__Description of the task__
Which of the lines below hold the word "distance"? Pull each of them out.

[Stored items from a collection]
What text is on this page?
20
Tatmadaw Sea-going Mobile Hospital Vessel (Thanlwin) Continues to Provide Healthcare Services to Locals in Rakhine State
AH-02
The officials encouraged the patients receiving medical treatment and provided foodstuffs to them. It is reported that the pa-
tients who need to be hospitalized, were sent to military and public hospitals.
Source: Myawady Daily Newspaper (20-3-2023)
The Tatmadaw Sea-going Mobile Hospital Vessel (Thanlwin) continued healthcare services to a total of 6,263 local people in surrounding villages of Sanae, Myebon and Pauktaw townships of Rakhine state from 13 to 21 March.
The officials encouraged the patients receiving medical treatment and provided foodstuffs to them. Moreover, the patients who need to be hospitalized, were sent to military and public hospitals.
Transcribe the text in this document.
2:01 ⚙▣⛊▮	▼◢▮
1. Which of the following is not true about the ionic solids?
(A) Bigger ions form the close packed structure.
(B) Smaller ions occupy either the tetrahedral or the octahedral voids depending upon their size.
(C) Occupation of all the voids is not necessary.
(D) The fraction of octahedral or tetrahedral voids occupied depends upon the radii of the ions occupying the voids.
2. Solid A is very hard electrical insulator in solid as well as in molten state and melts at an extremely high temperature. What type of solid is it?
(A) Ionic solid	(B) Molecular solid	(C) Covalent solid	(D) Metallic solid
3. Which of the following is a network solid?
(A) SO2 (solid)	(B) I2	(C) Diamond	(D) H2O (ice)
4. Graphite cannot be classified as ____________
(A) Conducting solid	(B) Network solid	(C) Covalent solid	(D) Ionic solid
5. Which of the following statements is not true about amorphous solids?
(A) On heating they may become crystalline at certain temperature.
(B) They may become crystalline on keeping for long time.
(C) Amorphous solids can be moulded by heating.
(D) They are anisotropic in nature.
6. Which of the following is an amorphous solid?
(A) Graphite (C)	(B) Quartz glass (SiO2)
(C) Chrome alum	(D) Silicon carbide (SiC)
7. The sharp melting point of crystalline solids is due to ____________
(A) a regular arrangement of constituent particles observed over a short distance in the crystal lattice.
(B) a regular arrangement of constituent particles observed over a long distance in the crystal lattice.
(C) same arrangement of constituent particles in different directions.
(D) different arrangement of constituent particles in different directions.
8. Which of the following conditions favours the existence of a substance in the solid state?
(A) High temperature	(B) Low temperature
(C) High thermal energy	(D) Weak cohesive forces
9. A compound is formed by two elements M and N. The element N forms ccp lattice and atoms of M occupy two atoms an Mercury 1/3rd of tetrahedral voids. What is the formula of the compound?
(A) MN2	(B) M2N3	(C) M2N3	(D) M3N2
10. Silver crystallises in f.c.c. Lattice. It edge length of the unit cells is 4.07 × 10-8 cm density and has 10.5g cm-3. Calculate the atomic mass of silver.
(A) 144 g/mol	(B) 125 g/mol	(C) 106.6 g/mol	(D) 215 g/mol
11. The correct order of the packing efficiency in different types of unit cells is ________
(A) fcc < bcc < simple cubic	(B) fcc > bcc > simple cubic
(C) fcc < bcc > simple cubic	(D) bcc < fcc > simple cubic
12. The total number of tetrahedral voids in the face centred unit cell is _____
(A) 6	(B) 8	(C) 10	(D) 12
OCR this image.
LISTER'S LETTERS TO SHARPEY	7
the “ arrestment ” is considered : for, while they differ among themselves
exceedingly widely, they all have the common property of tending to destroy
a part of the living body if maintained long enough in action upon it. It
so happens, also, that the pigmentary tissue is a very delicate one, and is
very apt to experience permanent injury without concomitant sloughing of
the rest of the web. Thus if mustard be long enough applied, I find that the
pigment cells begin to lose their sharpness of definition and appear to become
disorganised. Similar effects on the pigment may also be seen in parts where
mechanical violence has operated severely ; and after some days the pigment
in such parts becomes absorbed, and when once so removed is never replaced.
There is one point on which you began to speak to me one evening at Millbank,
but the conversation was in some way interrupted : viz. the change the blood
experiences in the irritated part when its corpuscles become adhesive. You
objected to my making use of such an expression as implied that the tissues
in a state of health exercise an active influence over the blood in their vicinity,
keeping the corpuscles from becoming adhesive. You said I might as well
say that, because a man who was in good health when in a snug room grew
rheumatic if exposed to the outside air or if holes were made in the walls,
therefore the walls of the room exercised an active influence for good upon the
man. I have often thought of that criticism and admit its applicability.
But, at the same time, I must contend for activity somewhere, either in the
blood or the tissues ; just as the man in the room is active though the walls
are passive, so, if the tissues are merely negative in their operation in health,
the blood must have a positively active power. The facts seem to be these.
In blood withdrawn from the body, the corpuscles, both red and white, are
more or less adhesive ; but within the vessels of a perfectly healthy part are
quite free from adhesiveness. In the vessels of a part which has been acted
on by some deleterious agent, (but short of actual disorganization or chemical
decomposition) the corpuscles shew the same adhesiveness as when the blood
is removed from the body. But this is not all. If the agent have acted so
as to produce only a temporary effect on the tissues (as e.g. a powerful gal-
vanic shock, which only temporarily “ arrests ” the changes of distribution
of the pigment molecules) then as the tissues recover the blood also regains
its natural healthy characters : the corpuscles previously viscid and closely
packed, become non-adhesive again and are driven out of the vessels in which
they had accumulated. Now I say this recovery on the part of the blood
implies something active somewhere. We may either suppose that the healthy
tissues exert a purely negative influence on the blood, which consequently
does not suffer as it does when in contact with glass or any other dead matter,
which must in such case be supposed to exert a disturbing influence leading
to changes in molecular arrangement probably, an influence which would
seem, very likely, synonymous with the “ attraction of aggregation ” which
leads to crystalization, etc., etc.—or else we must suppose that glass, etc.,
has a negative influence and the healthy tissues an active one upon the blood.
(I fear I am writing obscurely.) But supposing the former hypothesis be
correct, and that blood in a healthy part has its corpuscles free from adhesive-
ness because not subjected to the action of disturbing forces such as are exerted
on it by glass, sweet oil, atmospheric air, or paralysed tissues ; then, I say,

__Exercise answer__
(A) a regular arrangement of constituent particles observed over a short distance in the crystal lattice.
(B) a regular arrangement of constituent particles observed over a long distance in the crystal lattice.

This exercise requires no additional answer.